• **Dataset listings of figures**
════
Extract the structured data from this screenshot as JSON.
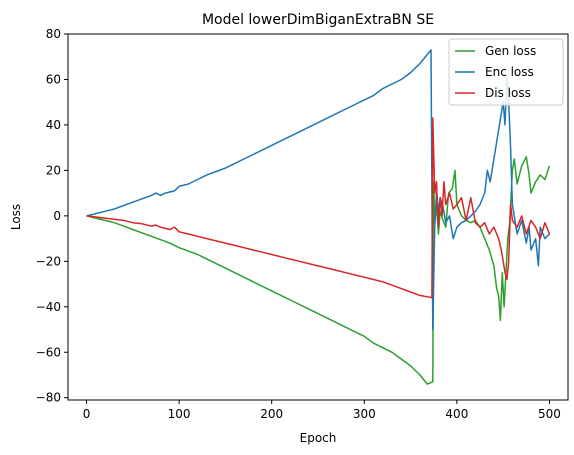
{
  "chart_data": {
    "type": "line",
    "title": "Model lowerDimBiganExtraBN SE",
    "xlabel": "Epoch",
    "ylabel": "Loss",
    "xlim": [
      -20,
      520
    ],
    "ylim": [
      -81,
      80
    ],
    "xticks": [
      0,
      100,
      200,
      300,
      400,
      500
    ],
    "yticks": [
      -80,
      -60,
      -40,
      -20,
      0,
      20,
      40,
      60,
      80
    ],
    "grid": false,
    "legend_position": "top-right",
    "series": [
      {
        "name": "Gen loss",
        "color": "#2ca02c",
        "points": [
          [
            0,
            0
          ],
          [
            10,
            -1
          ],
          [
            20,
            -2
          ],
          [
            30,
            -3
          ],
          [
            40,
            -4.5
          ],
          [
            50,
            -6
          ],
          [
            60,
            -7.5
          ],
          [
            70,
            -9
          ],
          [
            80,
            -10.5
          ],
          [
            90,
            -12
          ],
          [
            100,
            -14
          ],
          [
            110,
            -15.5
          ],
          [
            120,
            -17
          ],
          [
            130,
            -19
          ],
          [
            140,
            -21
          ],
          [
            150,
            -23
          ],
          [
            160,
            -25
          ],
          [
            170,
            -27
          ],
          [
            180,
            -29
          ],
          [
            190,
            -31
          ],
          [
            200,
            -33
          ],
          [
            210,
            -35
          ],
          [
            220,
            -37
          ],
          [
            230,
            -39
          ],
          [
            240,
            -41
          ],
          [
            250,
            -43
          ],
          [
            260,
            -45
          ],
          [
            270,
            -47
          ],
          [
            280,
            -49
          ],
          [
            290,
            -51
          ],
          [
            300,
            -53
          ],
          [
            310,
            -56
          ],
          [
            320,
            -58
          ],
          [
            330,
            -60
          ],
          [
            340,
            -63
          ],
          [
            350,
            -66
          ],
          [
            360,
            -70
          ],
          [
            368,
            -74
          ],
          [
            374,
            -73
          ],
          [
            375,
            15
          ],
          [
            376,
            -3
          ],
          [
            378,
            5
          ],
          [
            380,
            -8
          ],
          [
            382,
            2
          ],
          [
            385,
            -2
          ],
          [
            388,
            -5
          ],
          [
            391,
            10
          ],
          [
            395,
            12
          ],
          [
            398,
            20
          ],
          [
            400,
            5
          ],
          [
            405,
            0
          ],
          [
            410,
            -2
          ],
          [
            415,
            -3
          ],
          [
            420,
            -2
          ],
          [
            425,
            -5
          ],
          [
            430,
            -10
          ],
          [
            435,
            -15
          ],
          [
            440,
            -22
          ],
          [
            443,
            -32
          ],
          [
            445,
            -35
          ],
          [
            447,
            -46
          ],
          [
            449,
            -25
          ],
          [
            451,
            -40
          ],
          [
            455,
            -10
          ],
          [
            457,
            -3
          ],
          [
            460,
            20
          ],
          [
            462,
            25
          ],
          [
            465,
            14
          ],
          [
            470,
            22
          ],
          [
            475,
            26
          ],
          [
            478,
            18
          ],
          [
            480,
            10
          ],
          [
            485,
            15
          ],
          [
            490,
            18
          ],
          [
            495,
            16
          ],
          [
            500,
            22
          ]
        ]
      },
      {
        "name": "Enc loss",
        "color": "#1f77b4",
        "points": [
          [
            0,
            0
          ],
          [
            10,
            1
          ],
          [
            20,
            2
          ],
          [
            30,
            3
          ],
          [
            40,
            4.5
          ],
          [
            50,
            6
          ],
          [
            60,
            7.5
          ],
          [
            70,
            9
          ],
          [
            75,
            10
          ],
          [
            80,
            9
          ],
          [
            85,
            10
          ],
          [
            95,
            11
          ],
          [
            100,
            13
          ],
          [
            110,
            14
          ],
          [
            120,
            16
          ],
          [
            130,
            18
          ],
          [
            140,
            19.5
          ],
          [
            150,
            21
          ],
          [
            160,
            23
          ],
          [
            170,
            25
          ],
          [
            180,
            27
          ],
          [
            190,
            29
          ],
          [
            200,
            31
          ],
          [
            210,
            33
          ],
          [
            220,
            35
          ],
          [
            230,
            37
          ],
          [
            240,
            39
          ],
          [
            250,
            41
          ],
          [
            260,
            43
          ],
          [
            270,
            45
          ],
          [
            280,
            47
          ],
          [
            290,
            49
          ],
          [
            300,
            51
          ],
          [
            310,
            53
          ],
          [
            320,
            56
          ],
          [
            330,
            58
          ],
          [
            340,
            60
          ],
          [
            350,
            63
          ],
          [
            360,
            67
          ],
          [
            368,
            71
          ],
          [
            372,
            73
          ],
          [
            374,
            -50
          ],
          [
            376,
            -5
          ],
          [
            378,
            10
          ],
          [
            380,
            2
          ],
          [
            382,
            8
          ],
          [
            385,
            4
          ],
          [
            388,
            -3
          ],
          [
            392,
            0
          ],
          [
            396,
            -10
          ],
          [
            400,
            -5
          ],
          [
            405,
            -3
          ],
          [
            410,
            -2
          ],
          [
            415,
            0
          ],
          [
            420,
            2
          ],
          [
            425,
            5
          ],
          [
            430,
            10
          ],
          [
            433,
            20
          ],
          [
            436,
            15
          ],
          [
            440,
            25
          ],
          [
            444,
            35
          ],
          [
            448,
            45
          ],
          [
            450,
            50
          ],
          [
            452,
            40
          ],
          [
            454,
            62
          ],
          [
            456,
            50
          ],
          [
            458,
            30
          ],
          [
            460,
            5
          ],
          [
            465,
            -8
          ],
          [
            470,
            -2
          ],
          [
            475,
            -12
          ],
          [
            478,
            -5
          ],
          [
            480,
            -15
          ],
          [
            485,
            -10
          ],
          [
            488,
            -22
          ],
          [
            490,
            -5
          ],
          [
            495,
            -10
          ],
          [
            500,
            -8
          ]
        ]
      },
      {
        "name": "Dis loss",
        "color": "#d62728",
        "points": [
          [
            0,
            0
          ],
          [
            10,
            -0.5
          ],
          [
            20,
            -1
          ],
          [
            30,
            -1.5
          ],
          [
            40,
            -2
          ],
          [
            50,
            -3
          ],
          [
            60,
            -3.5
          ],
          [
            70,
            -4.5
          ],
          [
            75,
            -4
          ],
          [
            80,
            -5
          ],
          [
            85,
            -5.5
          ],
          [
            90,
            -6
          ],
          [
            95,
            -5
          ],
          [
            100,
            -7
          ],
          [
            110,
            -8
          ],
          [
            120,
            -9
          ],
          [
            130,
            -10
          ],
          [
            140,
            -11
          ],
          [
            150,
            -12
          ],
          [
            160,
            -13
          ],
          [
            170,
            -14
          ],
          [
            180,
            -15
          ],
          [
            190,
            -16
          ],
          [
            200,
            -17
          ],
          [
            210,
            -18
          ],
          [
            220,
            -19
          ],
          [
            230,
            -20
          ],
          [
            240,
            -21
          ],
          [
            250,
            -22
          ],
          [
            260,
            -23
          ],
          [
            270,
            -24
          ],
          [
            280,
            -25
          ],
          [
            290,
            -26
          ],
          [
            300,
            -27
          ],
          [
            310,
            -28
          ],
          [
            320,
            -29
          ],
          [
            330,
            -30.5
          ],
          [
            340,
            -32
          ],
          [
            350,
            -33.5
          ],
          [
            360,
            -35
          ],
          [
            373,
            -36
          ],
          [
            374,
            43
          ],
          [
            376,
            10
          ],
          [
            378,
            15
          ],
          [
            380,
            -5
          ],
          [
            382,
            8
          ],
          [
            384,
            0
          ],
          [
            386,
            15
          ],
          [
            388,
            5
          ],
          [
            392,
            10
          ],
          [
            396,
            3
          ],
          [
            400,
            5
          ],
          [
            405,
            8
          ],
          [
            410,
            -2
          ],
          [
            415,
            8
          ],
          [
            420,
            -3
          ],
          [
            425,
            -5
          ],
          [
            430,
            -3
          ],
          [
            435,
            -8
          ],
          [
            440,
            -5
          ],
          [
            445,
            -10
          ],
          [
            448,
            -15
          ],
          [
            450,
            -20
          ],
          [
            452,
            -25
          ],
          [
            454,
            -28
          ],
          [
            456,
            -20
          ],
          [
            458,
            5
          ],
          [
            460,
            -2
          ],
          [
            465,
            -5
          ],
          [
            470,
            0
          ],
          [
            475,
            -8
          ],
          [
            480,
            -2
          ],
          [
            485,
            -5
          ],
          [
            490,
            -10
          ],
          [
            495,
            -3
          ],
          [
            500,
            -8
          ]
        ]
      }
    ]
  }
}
════
• **EXERCISE DESCRIPTION**
Find each line in the records holding the string "color" and show it.

• **SOLUTION TO THIS EXERCISE**
        "color": "#2ca02c",
        "color": "#1f77b4",
        "color": "#d62728",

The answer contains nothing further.